* [What needs to be done]: For this exercise, copy out each line of the material below that includes "Assembly".

* [Data to use]:
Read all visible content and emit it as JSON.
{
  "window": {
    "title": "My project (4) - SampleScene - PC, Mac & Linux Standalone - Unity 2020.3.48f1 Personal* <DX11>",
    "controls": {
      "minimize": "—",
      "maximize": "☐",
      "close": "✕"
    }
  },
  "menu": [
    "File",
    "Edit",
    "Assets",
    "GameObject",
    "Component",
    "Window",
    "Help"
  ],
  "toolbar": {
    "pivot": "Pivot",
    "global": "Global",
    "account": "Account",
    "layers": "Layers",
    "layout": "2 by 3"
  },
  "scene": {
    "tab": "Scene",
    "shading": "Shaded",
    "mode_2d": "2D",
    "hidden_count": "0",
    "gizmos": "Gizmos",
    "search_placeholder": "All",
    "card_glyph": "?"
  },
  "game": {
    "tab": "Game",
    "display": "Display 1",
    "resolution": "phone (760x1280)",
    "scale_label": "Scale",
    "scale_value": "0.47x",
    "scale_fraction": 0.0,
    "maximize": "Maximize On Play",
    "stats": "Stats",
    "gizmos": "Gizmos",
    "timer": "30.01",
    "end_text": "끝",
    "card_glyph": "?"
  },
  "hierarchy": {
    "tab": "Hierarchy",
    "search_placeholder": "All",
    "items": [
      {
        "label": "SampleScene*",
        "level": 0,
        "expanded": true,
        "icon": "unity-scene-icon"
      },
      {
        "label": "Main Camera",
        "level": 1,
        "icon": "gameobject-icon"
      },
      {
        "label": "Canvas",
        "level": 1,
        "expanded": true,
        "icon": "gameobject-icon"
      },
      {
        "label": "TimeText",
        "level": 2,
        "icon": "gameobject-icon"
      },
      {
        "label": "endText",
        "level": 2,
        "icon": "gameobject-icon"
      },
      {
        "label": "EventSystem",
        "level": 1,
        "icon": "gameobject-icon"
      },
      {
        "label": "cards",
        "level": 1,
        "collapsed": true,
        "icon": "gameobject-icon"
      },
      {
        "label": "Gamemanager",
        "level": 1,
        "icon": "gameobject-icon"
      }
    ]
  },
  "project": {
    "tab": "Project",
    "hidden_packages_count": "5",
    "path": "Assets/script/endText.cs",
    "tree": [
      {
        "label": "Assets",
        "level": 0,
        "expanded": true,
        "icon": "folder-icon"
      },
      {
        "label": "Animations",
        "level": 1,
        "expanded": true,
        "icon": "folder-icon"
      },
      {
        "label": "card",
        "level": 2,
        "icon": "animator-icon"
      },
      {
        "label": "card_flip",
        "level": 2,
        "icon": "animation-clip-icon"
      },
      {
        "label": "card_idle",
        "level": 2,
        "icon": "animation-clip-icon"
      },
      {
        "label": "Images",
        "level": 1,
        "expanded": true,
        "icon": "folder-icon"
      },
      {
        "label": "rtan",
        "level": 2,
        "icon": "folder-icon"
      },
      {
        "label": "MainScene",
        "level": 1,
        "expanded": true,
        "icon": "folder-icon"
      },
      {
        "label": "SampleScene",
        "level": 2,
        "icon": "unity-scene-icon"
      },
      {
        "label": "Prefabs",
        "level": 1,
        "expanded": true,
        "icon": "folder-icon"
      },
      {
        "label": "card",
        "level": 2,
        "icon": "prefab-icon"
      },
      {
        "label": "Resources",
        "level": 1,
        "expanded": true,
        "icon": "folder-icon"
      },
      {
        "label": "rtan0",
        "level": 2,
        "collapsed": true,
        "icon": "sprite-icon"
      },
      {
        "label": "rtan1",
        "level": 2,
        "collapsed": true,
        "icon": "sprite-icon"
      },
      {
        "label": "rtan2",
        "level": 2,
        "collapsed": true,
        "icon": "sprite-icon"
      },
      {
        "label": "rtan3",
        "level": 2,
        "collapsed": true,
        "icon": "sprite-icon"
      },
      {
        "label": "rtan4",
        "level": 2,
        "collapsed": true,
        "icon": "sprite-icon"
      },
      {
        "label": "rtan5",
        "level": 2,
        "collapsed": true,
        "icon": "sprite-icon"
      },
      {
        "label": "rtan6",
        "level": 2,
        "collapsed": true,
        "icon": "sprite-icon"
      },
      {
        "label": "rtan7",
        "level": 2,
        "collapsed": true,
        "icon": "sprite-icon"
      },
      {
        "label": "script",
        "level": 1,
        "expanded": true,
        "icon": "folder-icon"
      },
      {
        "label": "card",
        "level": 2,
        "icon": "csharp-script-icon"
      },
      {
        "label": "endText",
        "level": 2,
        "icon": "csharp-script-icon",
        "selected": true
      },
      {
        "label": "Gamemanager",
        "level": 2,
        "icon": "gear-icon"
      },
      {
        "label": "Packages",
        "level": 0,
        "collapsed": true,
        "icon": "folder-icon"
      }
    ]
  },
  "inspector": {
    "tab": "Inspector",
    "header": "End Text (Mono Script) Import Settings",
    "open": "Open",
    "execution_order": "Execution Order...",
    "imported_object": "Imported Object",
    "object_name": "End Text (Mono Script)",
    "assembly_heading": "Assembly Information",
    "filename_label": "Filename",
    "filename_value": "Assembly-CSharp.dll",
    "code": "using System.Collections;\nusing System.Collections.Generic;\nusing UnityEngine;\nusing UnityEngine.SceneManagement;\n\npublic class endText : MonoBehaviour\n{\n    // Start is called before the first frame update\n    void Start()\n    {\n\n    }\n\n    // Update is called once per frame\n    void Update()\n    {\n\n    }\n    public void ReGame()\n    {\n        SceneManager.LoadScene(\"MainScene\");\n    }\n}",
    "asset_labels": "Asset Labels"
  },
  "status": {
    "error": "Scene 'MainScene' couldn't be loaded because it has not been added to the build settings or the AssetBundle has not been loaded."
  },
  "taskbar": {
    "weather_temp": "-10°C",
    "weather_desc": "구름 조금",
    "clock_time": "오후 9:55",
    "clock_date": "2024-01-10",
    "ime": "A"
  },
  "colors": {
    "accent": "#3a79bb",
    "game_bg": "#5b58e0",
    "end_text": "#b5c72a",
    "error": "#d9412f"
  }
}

* [Solution to this problem]:
    "assembly_heading": "Assembly Information",
    "filename_value": "Assembly-CSharp.dll",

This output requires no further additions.